Everything from the line with "What data populates" to the end of the data should be restated word for word, and nothing before it.

• **DATASET**:
_ _ _ _ _ _ _

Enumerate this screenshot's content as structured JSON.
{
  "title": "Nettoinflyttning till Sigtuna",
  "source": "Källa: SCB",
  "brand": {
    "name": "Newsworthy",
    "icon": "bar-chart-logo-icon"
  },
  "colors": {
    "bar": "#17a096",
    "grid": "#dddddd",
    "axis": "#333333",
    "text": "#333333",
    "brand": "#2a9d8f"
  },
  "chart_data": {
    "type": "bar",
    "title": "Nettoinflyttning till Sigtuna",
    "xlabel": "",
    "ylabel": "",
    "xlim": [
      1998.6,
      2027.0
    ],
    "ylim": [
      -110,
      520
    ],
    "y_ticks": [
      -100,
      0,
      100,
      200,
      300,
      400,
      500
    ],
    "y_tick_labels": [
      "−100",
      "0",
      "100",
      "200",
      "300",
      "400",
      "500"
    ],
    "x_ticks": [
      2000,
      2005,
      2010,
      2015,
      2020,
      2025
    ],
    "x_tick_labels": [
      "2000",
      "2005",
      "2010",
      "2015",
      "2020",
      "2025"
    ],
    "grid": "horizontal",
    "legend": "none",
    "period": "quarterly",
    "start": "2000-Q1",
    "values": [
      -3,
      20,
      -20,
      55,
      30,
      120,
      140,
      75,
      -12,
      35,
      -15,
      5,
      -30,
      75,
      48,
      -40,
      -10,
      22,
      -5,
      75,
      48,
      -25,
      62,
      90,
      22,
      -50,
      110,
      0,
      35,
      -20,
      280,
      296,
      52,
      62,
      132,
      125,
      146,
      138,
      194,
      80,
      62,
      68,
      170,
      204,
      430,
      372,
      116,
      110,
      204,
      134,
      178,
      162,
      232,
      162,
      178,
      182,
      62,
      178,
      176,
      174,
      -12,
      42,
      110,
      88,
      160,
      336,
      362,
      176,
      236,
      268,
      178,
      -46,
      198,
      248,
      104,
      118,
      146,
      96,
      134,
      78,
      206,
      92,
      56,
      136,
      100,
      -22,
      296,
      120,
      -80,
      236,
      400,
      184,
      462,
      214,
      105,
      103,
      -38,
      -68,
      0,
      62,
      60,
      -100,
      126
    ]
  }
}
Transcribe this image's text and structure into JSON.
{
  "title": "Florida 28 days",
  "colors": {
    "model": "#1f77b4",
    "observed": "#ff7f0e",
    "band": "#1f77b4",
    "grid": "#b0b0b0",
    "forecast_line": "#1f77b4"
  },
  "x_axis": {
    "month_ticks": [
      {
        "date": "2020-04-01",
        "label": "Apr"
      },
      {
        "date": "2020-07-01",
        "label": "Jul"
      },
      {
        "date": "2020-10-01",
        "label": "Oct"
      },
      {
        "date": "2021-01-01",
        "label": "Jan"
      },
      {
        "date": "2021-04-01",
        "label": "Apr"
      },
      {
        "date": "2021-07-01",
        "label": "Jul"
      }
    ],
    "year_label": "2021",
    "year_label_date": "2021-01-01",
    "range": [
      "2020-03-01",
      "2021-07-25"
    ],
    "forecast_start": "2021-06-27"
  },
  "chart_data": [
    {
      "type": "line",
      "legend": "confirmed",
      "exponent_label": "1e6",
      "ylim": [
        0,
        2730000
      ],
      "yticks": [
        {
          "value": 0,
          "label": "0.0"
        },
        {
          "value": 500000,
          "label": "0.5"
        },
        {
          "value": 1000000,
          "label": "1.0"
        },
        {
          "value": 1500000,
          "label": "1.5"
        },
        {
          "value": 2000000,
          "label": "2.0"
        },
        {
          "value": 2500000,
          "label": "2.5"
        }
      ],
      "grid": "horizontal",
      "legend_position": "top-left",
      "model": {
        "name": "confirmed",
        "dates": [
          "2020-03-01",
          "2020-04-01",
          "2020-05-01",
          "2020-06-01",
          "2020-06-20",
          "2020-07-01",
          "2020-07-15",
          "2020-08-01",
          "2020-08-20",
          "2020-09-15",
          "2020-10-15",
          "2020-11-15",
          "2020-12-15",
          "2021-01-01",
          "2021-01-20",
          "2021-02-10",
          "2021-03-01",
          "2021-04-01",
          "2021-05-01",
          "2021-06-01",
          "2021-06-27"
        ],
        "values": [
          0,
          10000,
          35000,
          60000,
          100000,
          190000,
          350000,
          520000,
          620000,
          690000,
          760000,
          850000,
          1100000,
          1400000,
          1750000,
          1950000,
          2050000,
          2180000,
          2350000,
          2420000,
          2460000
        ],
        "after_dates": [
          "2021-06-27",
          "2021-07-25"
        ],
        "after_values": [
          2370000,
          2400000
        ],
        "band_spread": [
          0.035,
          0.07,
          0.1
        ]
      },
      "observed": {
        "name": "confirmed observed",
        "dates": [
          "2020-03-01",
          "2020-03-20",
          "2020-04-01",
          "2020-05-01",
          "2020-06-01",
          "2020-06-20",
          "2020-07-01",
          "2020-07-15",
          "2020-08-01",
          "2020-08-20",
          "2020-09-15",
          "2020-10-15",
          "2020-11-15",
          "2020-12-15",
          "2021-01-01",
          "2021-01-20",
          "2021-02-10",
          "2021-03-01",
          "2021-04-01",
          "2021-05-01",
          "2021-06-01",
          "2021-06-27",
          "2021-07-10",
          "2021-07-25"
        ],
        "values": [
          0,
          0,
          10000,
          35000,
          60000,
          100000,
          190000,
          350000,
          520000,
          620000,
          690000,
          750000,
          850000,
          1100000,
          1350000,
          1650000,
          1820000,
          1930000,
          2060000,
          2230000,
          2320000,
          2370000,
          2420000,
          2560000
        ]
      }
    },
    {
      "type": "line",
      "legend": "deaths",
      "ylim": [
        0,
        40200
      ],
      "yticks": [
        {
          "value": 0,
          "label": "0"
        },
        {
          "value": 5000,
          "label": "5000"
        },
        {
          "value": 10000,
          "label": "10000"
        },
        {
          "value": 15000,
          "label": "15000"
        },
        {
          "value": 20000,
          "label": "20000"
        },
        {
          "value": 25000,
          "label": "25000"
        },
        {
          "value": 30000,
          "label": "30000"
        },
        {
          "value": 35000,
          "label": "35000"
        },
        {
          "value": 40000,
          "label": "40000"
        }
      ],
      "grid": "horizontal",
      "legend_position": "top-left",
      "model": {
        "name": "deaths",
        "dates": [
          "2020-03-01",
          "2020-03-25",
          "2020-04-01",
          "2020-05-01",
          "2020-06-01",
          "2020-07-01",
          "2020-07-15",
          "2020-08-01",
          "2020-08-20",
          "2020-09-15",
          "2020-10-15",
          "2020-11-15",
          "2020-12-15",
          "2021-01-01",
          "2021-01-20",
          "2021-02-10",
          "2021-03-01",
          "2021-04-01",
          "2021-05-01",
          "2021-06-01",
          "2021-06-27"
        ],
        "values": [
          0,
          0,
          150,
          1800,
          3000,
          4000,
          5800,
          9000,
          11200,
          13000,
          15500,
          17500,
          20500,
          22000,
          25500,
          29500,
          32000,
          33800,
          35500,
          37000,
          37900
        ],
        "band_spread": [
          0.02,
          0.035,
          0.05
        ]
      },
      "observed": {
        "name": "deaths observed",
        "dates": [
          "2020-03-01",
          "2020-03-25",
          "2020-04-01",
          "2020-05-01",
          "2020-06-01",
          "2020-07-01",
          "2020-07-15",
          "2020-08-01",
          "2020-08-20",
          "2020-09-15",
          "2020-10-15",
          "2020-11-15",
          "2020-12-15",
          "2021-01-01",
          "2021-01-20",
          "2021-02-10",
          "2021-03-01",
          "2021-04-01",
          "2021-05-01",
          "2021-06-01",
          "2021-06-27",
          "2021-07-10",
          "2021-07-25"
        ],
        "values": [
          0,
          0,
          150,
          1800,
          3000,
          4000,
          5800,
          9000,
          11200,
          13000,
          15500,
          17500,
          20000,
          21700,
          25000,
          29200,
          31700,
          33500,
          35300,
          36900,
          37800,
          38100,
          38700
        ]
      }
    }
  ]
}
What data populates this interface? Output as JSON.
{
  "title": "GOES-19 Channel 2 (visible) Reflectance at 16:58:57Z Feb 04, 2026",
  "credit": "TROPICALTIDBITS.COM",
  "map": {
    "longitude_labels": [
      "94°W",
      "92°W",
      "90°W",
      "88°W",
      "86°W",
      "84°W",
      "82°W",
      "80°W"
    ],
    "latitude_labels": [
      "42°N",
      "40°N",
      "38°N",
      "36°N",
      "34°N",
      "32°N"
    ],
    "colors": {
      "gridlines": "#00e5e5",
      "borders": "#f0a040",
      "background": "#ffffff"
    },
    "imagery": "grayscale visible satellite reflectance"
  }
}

_ _ _ _ _ _ _

• **RESPONSE TO THE TASK**:
What data populates this interface? Output as JSON.
{
  "title": "GOES-19 Channel 2 (visible) Reflectance at 16:58:57Z Feb 04, 2026",
  "credit": "TROPICALTIDBITS.COM",
  "map": {
    "longitude_labels": [
      "94°W",
      "92°W",
      "90°W",
      "88°W",
      "86°W",
      "84°W",
      "82°W",
      "80°W"
    ],
    "latitude_labels": [
      "42°N",
      "40°N",
      "38°N",
      "36°N",
      "34°N",
      "32°N"
    ],
    "colors": {
      "gridlines": "#00e5e5",
      "borders": "#f0a040",
      "background": "#ffffff"
    },
    "imagery": "grayscale visible satellite reflectance"
  }
}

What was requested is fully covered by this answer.